[Extracted data entries]
-*-*-

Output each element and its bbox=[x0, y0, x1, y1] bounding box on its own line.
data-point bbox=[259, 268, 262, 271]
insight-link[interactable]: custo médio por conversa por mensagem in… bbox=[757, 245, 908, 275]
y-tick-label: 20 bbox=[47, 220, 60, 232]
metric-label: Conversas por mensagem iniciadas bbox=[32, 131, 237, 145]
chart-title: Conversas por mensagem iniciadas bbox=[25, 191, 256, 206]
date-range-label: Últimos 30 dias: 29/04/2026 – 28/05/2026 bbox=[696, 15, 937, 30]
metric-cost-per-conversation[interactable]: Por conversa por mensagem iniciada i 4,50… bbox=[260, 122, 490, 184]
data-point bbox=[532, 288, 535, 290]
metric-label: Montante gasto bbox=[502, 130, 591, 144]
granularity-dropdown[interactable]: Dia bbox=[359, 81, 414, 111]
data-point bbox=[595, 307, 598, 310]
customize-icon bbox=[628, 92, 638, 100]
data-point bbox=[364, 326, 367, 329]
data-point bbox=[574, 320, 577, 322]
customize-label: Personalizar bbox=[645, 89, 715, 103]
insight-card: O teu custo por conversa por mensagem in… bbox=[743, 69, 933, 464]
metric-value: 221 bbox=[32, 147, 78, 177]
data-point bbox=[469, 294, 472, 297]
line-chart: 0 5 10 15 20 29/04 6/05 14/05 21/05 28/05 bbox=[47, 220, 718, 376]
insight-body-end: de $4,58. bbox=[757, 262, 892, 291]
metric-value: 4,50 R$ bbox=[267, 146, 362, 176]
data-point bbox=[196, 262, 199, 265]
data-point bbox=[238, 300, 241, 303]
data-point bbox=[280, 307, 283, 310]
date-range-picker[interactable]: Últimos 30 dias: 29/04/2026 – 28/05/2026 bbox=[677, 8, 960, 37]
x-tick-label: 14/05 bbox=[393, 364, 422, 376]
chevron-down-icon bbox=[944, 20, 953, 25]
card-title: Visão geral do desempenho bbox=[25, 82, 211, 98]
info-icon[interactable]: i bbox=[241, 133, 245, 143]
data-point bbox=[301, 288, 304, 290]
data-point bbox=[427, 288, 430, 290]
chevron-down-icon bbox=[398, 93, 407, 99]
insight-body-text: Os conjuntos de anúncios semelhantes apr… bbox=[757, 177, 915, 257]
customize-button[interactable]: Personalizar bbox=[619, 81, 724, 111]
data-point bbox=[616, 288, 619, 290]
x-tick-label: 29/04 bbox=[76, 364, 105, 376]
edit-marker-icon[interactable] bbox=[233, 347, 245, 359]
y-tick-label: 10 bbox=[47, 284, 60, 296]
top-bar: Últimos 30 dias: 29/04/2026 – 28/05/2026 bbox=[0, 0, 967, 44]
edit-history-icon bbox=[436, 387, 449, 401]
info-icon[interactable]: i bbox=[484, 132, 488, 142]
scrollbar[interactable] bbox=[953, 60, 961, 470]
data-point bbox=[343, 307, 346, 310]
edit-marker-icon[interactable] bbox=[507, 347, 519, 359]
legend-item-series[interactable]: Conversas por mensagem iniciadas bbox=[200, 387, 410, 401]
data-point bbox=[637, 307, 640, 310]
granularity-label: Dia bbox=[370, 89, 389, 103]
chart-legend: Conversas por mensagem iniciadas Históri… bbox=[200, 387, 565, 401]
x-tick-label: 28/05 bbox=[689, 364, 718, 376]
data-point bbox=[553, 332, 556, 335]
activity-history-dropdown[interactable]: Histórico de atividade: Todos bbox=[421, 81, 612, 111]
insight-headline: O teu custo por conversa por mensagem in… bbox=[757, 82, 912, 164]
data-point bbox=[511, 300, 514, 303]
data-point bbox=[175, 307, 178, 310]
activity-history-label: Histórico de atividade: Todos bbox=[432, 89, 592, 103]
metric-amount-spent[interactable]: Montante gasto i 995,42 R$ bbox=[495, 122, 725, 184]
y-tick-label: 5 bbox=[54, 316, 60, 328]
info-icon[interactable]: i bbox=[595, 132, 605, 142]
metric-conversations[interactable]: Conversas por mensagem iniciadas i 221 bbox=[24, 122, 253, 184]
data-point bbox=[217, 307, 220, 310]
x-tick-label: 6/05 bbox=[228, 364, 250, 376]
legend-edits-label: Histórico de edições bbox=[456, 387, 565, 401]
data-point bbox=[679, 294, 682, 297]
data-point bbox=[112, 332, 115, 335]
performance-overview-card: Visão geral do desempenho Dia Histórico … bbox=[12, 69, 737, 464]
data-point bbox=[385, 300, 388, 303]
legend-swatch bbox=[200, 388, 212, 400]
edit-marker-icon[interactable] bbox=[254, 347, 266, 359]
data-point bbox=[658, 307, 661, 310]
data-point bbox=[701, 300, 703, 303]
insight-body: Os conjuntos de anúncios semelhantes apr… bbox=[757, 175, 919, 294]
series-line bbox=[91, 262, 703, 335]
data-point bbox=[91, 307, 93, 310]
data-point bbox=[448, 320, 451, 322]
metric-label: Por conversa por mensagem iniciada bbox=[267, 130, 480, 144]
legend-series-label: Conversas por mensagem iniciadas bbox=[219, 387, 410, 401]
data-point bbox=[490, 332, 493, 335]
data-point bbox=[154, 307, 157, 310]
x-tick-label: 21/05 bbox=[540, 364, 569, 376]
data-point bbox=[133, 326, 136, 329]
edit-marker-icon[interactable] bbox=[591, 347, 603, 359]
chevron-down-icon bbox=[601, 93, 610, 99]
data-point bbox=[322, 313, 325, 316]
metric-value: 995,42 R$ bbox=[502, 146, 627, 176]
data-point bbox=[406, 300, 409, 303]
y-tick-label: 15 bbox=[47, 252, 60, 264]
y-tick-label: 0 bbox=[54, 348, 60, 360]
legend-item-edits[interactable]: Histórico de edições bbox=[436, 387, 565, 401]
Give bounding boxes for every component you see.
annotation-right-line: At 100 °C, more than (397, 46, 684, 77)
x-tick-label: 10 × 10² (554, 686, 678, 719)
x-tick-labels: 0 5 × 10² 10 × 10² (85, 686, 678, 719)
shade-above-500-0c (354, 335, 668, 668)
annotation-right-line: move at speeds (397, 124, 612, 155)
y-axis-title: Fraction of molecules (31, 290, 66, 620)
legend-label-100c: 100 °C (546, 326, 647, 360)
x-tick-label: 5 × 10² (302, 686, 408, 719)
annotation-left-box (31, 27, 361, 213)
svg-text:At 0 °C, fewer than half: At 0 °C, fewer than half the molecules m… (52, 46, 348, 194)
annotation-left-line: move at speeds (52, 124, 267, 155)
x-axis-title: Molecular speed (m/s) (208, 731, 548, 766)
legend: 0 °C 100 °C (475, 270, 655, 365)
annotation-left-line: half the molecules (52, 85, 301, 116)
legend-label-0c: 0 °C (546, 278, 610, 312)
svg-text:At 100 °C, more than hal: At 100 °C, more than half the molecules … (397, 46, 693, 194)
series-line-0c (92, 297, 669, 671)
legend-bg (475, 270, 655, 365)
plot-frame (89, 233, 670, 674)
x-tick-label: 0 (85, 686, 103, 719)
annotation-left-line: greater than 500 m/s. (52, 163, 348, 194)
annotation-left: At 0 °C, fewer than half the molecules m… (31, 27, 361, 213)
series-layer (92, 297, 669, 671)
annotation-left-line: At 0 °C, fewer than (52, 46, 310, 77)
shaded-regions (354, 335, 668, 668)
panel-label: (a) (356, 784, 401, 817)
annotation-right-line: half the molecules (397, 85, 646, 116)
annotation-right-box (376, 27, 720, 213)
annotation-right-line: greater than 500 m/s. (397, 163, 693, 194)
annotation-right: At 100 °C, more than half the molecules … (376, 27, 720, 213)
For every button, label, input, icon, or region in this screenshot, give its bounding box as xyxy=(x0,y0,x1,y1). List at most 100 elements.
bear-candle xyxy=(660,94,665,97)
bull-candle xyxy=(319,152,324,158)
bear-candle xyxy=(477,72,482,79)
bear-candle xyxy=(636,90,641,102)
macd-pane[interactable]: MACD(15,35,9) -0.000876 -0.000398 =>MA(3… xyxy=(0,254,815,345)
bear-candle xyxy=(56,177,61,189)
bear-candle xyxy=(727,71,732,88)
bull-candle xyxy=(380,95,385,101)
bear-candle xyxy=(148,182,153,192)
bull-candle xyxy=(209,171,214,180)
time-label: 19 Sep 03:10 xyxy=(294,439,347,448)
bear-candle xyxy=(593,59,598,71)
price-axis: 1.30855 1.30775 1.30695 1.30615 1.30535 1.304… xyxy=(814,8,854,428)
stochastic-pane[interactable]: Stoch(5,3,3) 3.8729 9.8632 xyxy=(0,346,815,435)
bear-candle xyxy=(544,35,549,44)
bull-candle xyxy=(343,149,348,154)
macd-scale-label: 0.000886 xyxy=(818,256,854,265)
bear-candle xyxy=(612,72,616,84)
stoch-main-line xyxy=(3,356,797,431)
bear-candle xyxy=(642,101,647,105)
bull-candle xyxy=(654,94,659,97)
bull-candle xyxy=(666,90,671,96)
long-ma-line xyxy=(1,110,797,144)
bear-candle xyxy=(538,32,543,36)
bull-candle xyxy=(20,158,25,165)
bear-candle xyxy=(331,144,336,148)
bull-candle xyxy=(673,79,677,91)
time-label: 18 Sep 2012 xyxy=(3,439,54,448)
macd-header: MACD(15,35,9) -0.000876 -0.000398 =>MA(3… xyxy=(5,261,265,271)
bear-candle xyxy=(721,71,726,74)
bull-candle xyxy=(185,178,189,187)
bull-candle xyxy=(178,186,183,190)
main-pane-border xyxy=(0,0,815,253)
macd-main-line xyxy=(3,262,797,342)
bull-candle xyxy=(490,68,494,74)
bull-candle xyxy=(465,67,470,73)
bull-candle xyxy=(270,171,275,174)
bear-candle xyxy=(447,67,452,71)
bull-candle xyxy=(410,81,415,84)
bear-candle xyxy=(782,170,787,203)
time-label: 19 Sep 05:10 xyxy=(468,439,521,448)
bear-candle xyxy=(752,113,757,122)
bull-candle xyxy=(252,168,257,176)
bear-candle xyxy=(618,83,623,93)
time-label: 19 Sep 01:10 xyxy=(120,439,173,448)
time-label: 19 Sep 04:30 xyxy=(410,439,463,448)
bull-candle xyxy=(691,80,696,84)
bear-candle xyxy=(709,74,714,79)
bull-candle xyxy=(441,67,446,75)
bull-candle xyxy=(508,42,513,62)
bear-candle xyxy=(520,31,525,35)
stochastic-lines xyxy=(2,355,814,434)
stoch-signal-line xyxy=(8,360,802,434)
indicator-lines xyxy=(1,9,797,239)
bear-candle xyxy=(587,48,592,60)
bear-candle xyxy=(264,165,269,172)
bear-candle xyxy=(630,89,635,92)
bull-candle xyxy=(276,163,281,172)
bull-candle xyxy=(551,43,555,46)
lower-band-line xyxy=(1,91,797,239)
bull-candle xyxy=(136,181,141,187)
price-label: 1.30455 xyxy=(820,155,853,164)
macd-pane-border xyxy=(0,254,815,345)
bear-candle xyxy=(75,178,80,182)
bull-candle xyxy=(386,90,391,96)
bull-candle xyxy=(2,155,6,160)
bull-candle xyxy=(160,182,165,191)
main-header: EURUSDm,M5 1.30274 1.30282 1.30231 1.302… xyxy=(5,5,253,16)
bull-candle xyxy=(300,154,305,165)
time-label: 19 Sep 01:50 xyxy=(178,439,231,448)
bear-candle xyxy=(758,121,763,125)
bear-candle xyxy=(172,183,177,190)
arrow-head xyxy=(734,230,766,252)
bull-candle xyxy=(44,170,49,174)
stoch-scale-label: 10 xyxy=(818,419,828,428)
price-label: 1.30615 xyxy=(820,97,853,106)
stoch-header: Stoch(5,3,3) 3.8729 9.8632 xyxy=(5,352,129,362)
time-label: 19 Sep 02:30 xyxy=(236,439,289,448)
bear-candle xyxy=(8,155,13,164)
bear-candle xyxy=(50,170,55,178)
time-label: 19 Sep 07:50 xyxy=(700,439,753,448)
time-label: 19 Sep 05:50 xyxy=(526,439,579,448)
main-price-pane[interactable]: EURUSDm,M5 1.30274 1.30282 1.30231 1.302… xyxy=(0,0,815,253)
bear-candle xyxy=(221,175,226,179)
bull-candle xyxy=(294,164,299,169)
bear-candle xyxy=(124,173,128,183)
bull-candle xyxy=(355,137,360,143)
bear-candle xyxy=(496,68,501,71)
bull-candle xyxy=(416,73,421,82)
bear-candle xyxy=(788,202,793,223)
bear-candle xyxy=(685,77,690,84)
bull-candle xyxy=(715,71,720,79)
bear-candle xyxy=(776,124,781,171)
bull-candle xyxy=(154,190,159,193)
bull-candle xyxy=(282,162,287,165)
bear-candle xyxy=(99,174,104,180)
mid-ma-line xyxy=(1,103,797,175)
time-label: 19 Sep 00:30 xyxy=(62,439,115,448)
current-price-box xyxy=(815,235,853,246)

-*-*-

TO BE DONE: Update the entries from the start through the line with "customize-label: Personalizar bbox=[645, 89, 715, 103]", changing "data-point" to "chart-point" and leaving everything else as it is.

OUTPUT FOR THIS TASK:
Output each element and its bbox=[x0, y0, x1, y1] bounding box on its own line.
chart-point bbox=[259, 268, 262, 271]
insight-link[interactable]: custo médio por conversa por mensagem in… bbox=[757, 245, 908, 275]
y-tick-label: 20 bbox=[47, 220, 60, 232]
metric-label: Conversas por mensagem iniciadas bbox=[32, 131, 237, 145]
chart-title: Conversas por mensagem iniciadas bbox=[25, 191, 256, 206]
date-range-label: Últimos 30 dias: 29/04/2026 – 28/05/2026 bbox=[696, 15, 937, 30]
metric-cost-per-conversation[interactable]: Por conversa por mensagem iniciada i 4,50… bbox=[260, 122, 490, 184]
chart-point bbox=[532, 288, 535, 290]
metric-label: Montante gasto bbox=[502, 130, 591, 144]
granularity-dropdown[interactable]: Dia bbox=[359, 81, 414, 111]
chart-point bbox=[595, 307, 598, 310]
customize-icon bbox=[628, 92, 638, 100]
chart-point bbox=[364, 326, 367, 329]
chart-point bbox=[574, 320, 577, 322]
customize-label: Personalizar bbox=[645, 89, 715, 103]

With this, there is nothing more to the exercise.